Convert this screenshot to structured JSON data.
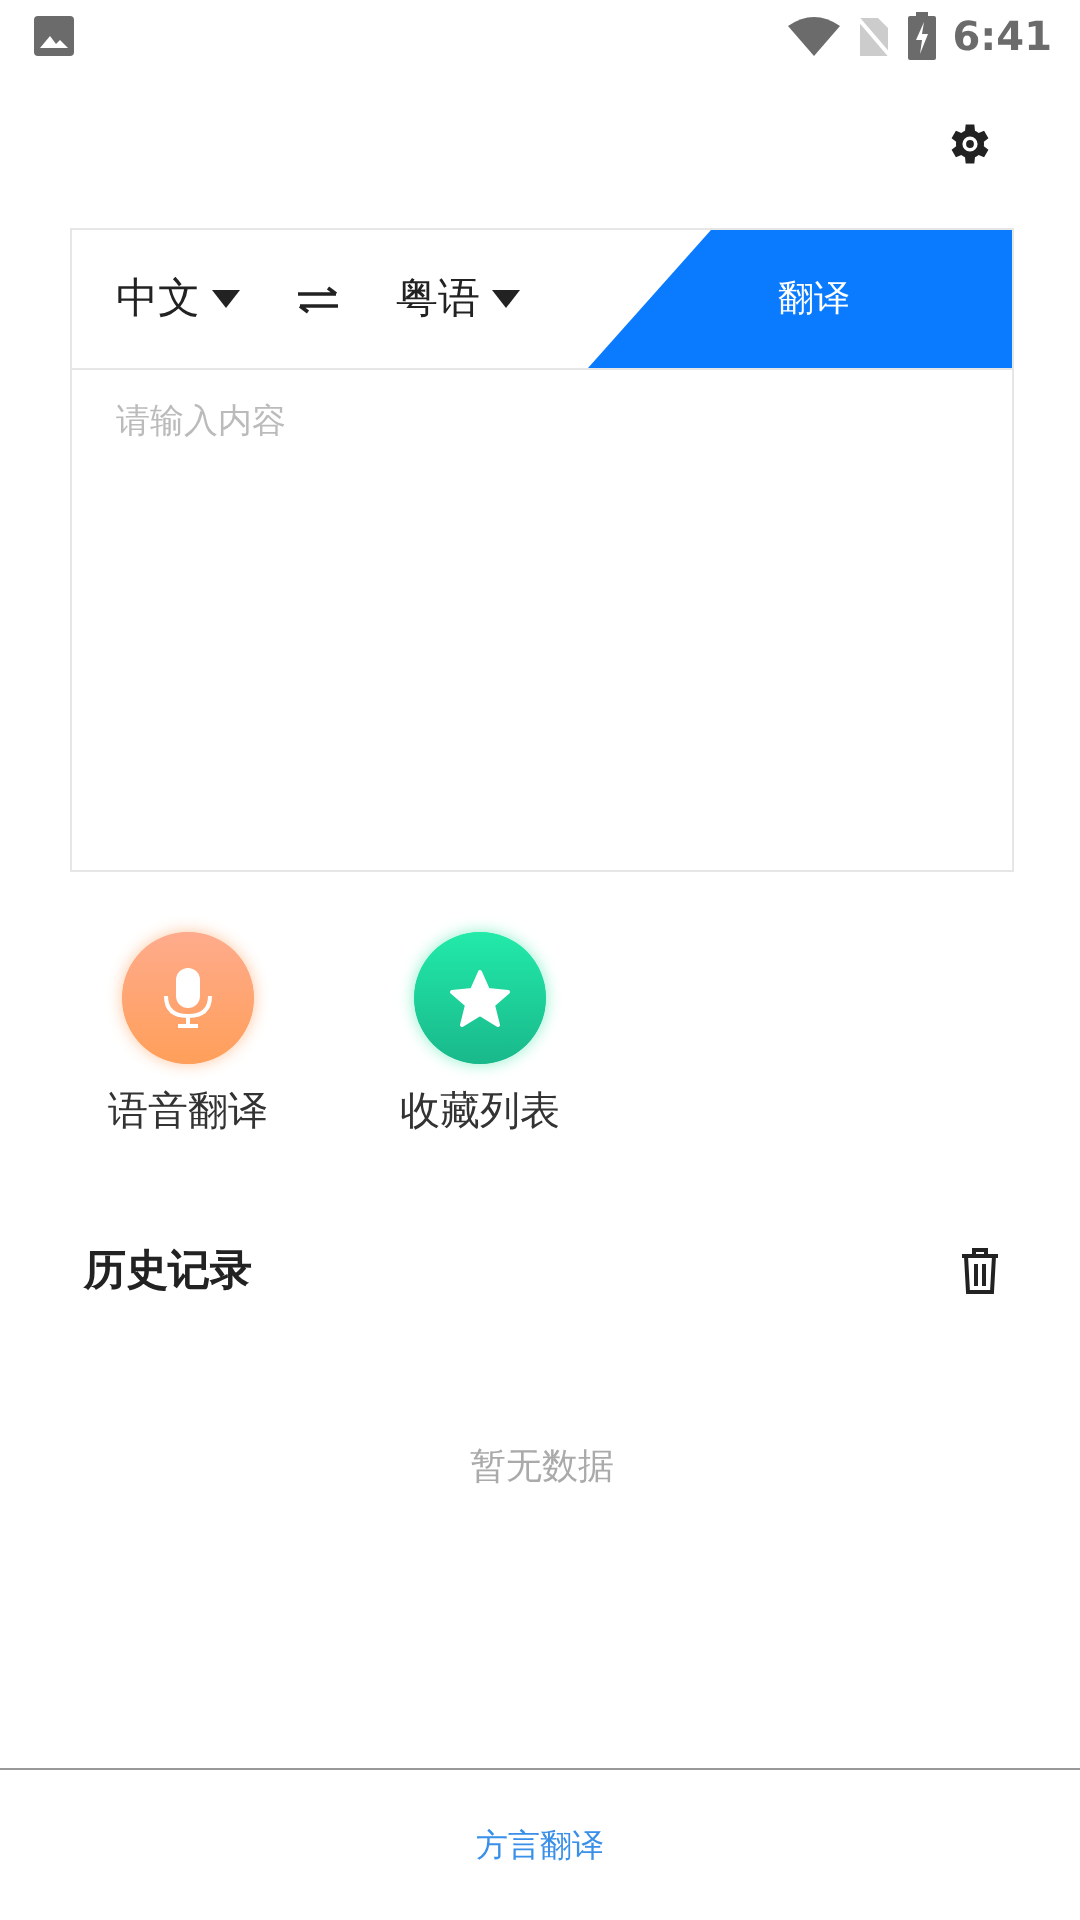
{
  "status_bar": {
    "time": "6:41"
  },
  "translator": {
    "source_language": "中文",
    "target_language": "粤语",
    "translate_button": "翻译",
    "input": {
      "placeholder": "请输入内容"
    }
  },
  "actions": [
    {
      "label": "语音翻译",
      "kind": "voice"
    },
    {
      "label": "收藏列表",
      "kind": "favorites"
    }
  ],
  "history": {
    "title": "历史记录",
    "empty_text": "暂无数据"
  },
  "bottom_tabs": [
    {
      "label": "方言翻译",
      "selected": true
    }
  ]
}
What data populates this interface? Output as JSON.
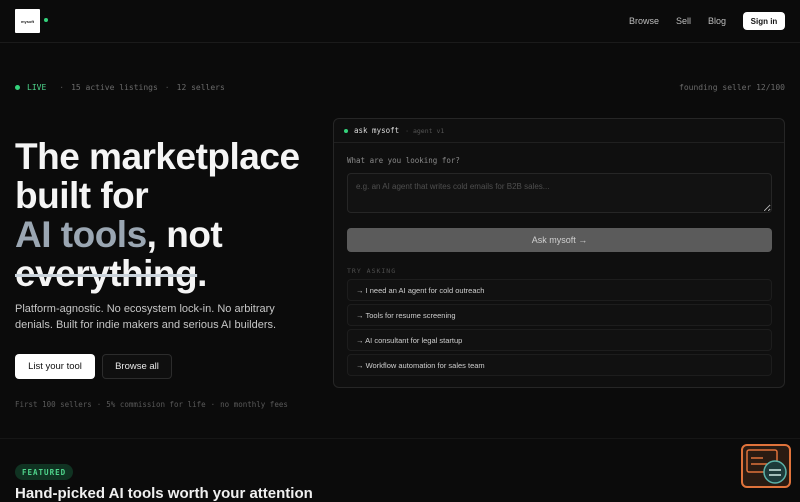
{
  "nav": {
    "logo_text": "mysoft",
    "links": [
      "Browse",
      "Sell",
      "Blog"
    ],
    "signin_label": "Sign in"
  },
  "status": {
    "live_label": "LIVE",
    "active_listings": "15 active listings",
    "sellers": "12 sellers",
    "sep": "·",
    "founding": "founding seller 12/100"
  },
  "hero": {
    "title_line1": "The marketplace",
    "title_line2": "built for",
    "title_muted": "AI tools",
    "title_rest": ", not",
    "title_strike": "everything",
    "title_period": ".",
    "subtitle": "Platform-agnostic. No ecosystem lock-in. No arbitrary denials. Built for indie makers and serious AI builders.",
    "primary_cta": "List your tool",
    "secondary_cta": "Browse all",
    "fineprint": [
      "First 100 sellers",
      "5% commission for life",
      "no monthly fees"
    ]
  },
  "ask_panel": {
    "title": "ask mysoft",
    "subtitle": "· agent v1",
    "question_label": "What are you looking for?",
    "input_placeholder": "e.g. an AI agent that writes cold emails for B2B sales...",
    "button_label": "Ask mysoft →",
    "try_label": "TRY ASKING",
    "suggestions": [
      "→ I need an AI agent for cold outreach",
      "→ Tools for resume screening",
      "→ AI consultant for legal startup",
      "→ Workflow automation for sales team"
    ]
  },
  "featured": {
    "badge": "FEATURED",
    "title": "Hand-picked AI tools worth your attention"
  },
  "colors": {
    "accent_green": "#34d27b",
    "widget_orange": "#e0733b",
    "background": "#0b0b0b"
  },
  "icons": {
    "widget": "chat-assistant-icon"
  }
}
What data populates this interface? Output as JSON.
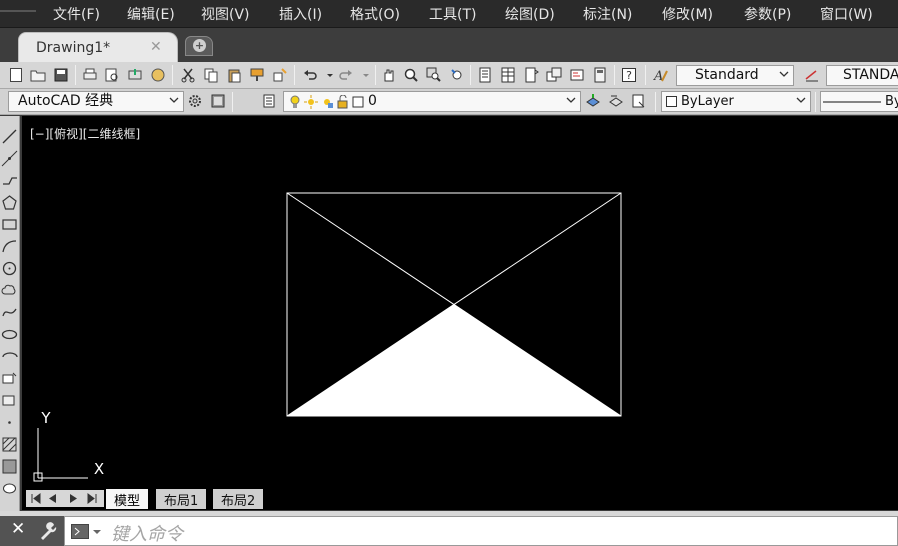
{
  "menu": [
    "文件(F)",
    "编辑(E)",
    "视图(V)",
    "插入(I)",
    "格式(O)",
    "工具(T)",
    "绘图(D)",
    "标注(N)",
    "修改(M)",
    "参数(P)",
    "窗口(W)"
  ],
  "tabs": {
    "drawing": "Drawing1*",
    "close": "✕",
    "new": "+"
  },
  "toolbar": {
    "text_style": "Standard",
    "dim_style": "STANDA",
    "workspace": "AutoCAD 经典",
    "layer": "0",
    "color": "ByLayer",
    "linetype": "By"
  },
  "viewport_label": "[−][俯视][二维线框]",
  "ucs": {
    "x_label": "X",
    "y_label": "Y"
  },
  "layout_tabs": [
    "模型",
    "布局1",
    "布局2"
  ],
  "command": {
    "placeholder": "键入命令",
    "close": "✕"
  },
  "colors": {
    "canvas": "#000000",
    "lines": "#ffffff",
    "fill": "#ffffff"
  }
}
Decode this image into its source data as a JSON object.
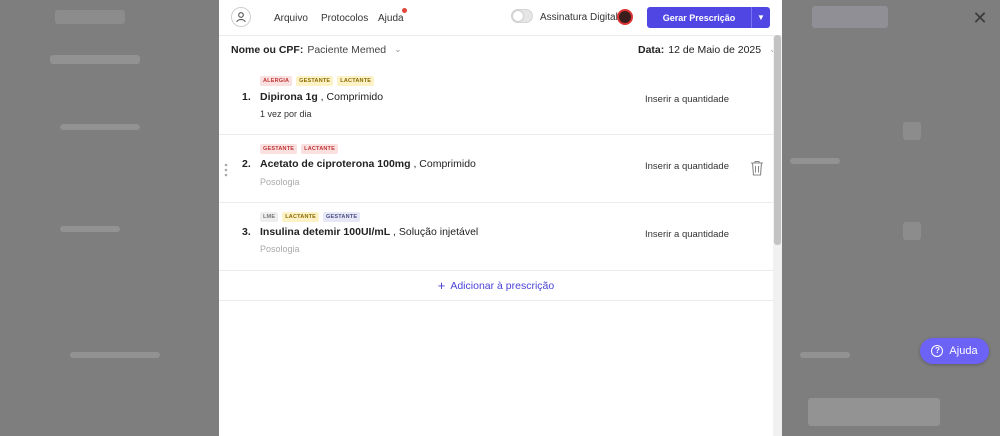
{
  "header": {
    "menu": [
      "Arquivo",
      "Protocolos",
      "Ajuda"
    ],
    "signature_label": "Assinatura Digital",
    "generate_label": "Gerar Prescrição"
  },
  "patient": {
    "label": "Nome ou CPF:",
    "value": "Paciente Memed"
  },
  "date": {
    "label": "Data:",
    "value": "12 de Maio de 2025"
  },
  "items": [
    {
      "number": "1.",
      "tags": [
        {
          "text": "ALERGIA",
          "color": "#c03535"
        },
        {
          "text": "GESTANTE",
          "color": "#8a6a00"
        },
        {
          "text": "LACTANTE",
          "color": "#8a6a00"
        }
      ],
      "drug_name": "Dipirona 1g",
      "drug_form": " , Comprimido",
      "posology": "1 vez por dia",
      "quantity": "Inserir a quantidade"
    },
    {
      "number": "2.",
      "tags": [
        {
          "text": "GESTANTE",
          "color": "#c03535"
        },
        {
          "text": "LACTANTE",
          "color": "#c03535"
        }
      ],
      "drug_name": "Acetato de ciproterona 100mg",
      "drug_form": " , Comprimido",
      "posology": "Posologia",
      "quantity": "Inserir a quantidade"
    },
    {
      "number": "3.",
      "tags": [
        {
          "text": "LME",
          "color": "#777777"
        },
        {
          "text": "LACTANTE",
          "color": "#8a6a00"
        },
        {
          "text": "GESTANTE",
          "color": "#4c4f86"
        }
      ],
      "drug_name": "Insulina detemir 100UI/mL",
      "drug_form": " , Solução injetável",
      "posology": "Posologia",
      "quantity": "Inserir a quantidade"
    }
  ],
  "add_label": "Adicionar à prescrição",
  "help_label": "Ajuda",
  "colors": {
    "accent": "#5046e4",
    "help": "#6c63f6"
  },
  "icons": [
    "user-icon",
    "chevron-down-icon",
    "drag-handle-icon",
    "trash-icon",
    "plus-icon",
    "close-icon",
    "help-icon"
  ]
}
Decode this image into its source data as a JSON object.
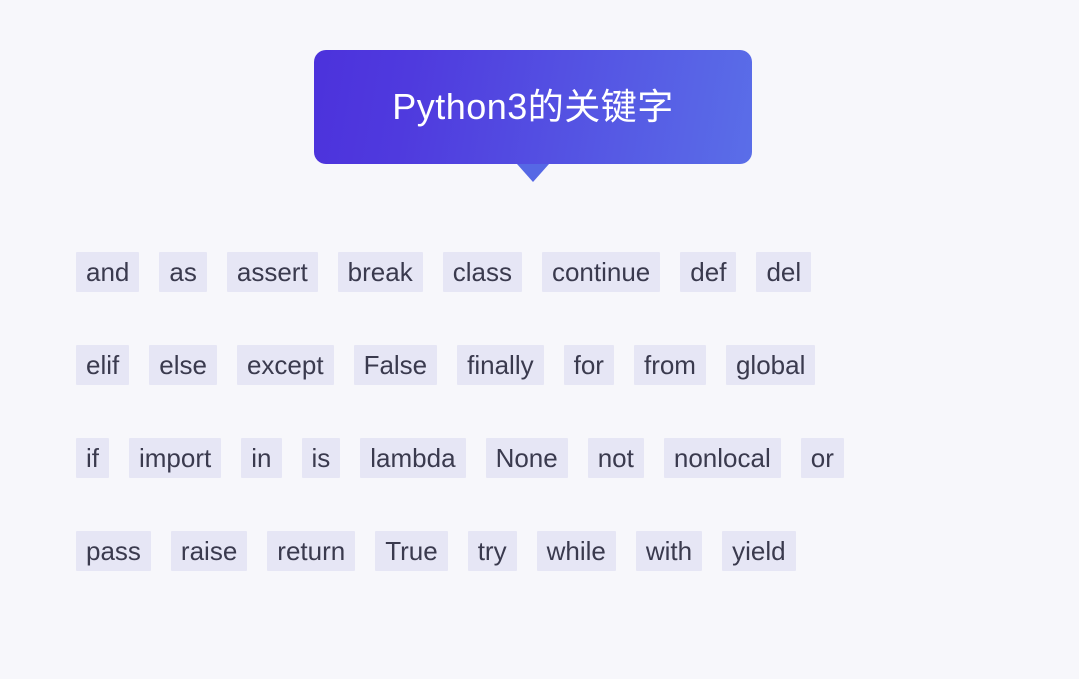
== == ==
**Problem statement**
Your answer should be one number: how many lines of the listing include the word "sellers".

**Task response**
2